Continue the devotional reflection below on mothers' scars, starting right after its last sentence.

Excerpt provided –
** Begin **

For Every Scar That Mothers Bear
I smiled through gritted teeth as I conducted another lunchtime negotiation with my 2-year-old daughter. Friends surrounded us. Truth flowed from my lips — merciless perfectionism.
“Jesus gave you Mommy and Daddy to care for your body and your heart. Five more bites. You can do all things through him who strengthens you.” Verbal victory, hardened heart.
As my daughter shrieked in protest, I secretly but forcefully shoved the sandwich into her mouth. No pain, but a point. Sadness replaced the sparkle in my daughter’s eyes as her small mouth labored to churn too much sandwich. I had turned my child into a trick-performing puppy to preserve my vanity. I cried, alone, pining for the elusive idol of perfect motherhood, one in which I never sin against my children.
Mothers are marred by such scars. Scars that run deeper than the body-beating of motherhood — scars that saturate our hearts. In pain we shall bring forth children.
She Knows a Mother’s Shame
As I wrestled with my own scars, I remembered another wounded woman. “Friends” adored her body, but used her and threw her away — “a woman of the city” (Luke 7:37). Solitude encircled her as she faded into the city’s dark corners. She gazed at her feet as she silently weaved through the sunlit marketplace. Then she heard him — he was so different from the other men.

** End **

Data excerpt –

** Begin **

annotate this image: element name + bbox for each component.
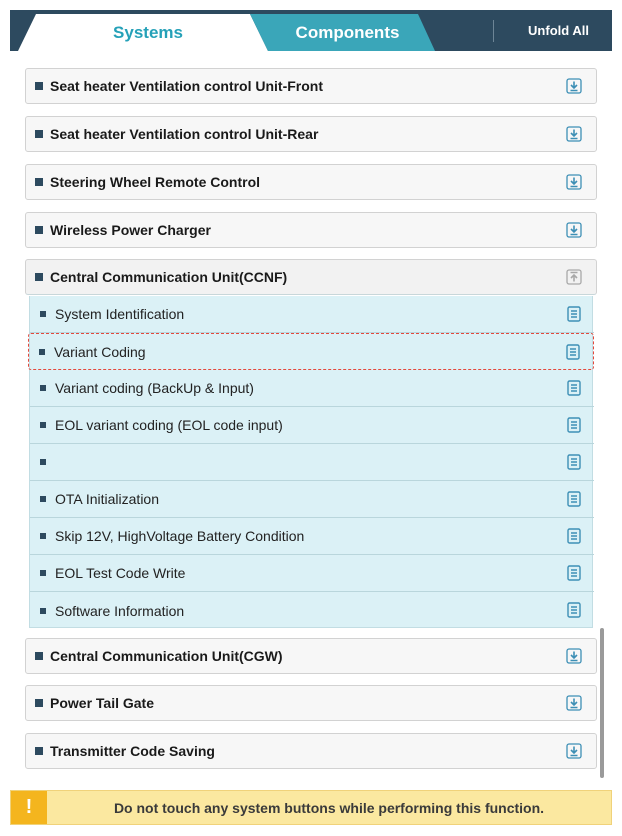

** End **

Solved exercise –
She charged into the house, blind to the glaring eyes, deaf to their devouring banter. Her eyes scanned the crowd until they locked on him. She rushed over, collapsed at his feet, and drenched them with her tears. Her once beautifully groomed hair tumbled wildly about her face as she wiped his dirty feet with her hair. She took off her painted mask, she did not cease to kiss his feet, and never again did she want to leave his side.
So much connects me to this woman from two thousand years ago. We were surrounded, but felt alone. Even though our hearts were revealed in different ways, we both valued outward appearances. We sinned in secret and were overcome with the pain of shame — at first. She gave it up for something better.
The ointment-bearing sinner who wept at Jesus’s feet might as well have been a mother confronted by sin against her children. She turns scars of shame into tears of repentance — and she shows us how Jesus will respond. What do we learn when we turn our tears to Jesus?
1. Our tears declare confidence in Jesus.
Mothers, “with confidence draw near to the throne of grace, that we may receive mercy and find grace to help in time of need” (Hebrews 4:16). Jesus is our confidence — his ability to draw us to himself through his scars, and then to continue to draw us to himself through ours.
The weeping woman’s tears turned to the throne and demonstrated confidence in Jesus’s ability to forgive, restore, and heal. She no longer needed to be a stranger to her sin because she was no longer a stranger to her Savior. Shame reopens wounds meant to be healed; repentance surrenders them for joy in Jesus. God calls mothers to exchange guilty hearts for humble ones that declare the price has been paid. The scars of our sins against our children stake no claim on our standing before God when we sit in the right place.
Our tears do not express less confidence in Jesus when we don’t “know what to pray for” (Romans 8:26). Please don’t let them be scarred by our failings. . . . Please show yourself to them in our sin. . . . The Spirit can take our stumblings, our groanings, our tears, and intercede for us. Moms, don’t quench the Spirit. Drench the Spirit. With confidence.
2. Our tears reveal our habitual need for Jesus.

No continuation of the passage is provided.